§ Texte de référence
>>>

Boîte à outils de lutte contre la corruption à Cuba

Publié le 03 mars 2012 par Copeau @Contrepoints

La lutte contre la corruption n’est pas seulement le rôle de l’État ou du Contrôleur Général de la République. Tous les citoyens doivent s’impliquer avec l’assurance que quiconque a mis la main dans les caisses de l’État doit être signalé.

Par Yoani Sánchez, de La Havane, Cuba.

Il y a déjà quelques mois un ami m’a offert ce magnifique manuel intitulé « Boîte à outils pour le contrôle citoyen de la corruption ». Accompagné d’un CD et avec beaucoup d’exemples pratiques, je l’ai lu à la recherche de réponses, face à un fléau qui nous frappe chaque jour davantage. En ce moment même, nous sommes submergés d’appels à éliminer les détournements de ressources et les vols dans les entreprises d’État. Je me suis donc plongée dans les pages de ce livre pour apprendre ce que nous, individus, devons faire, face à de pareils actes. Sans surprise, j’ai découvert un mot qui revient sans cesse tout au long des chapitres : transparence. Une campagne anti-corruption efficace doit aller de pair avec l’exposition et la dénonciation dans les media nationaux. Chaque malversation justifie une information détaillée, chaque détournement  mérite la plus intense des critiques publiques.

<<<

§ Données fournies
>>>

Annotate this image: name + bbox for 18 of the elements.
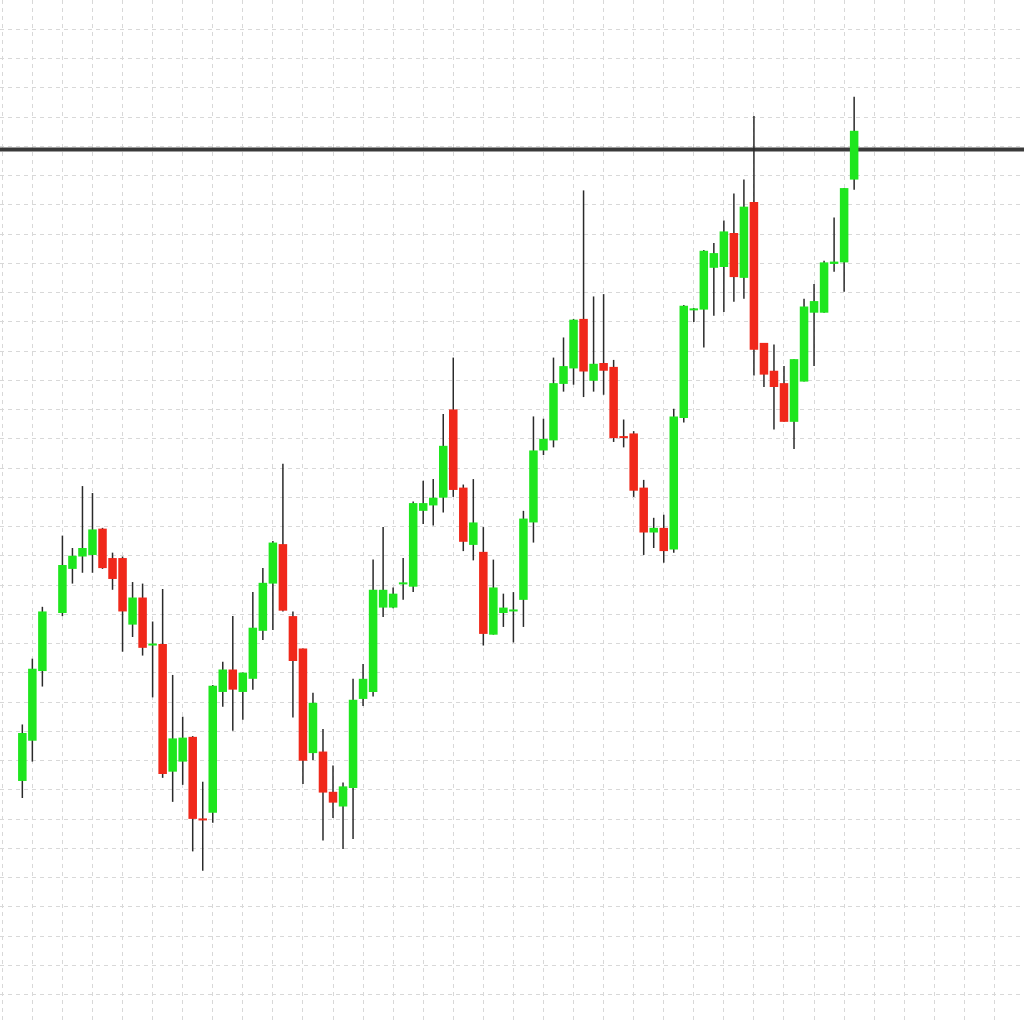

<<<

§ Exercices proposés
- 1) Reproduisez le passage de l'article sur la corruption à Cuba qui va de « La lutte contre » à « La Havane, Cuba. ».
- 2) Selon l'article sur la corruption à Cuba, pourquoi l'auteure s'est-elle plongée dans les pages du manuel ? Répondez en une à trois phrases.
Les données ne servent à aucun des exercices.

§ Corrigés
- 1)
La lutte contre la corruption n’est pas seulement le rôle de l’État ou du Contrôleur Général de la République. Tous les citoyens doivent s’impliquer avec l’assurance que quiconque a mis la main dans les caisses de l’État doit être signalé.

Par Yoani Sánchez, de La Havane, Cuba.

- 2) Elle voulait apprendre ce que les individus doivent faire face aux détournements de ressources et aux vols dans les entreprises d'État. On lançait alors de nombreux appels à les éliminer, et elle cherchait des réponses face à un fléau qui frappe chaque jour davantage.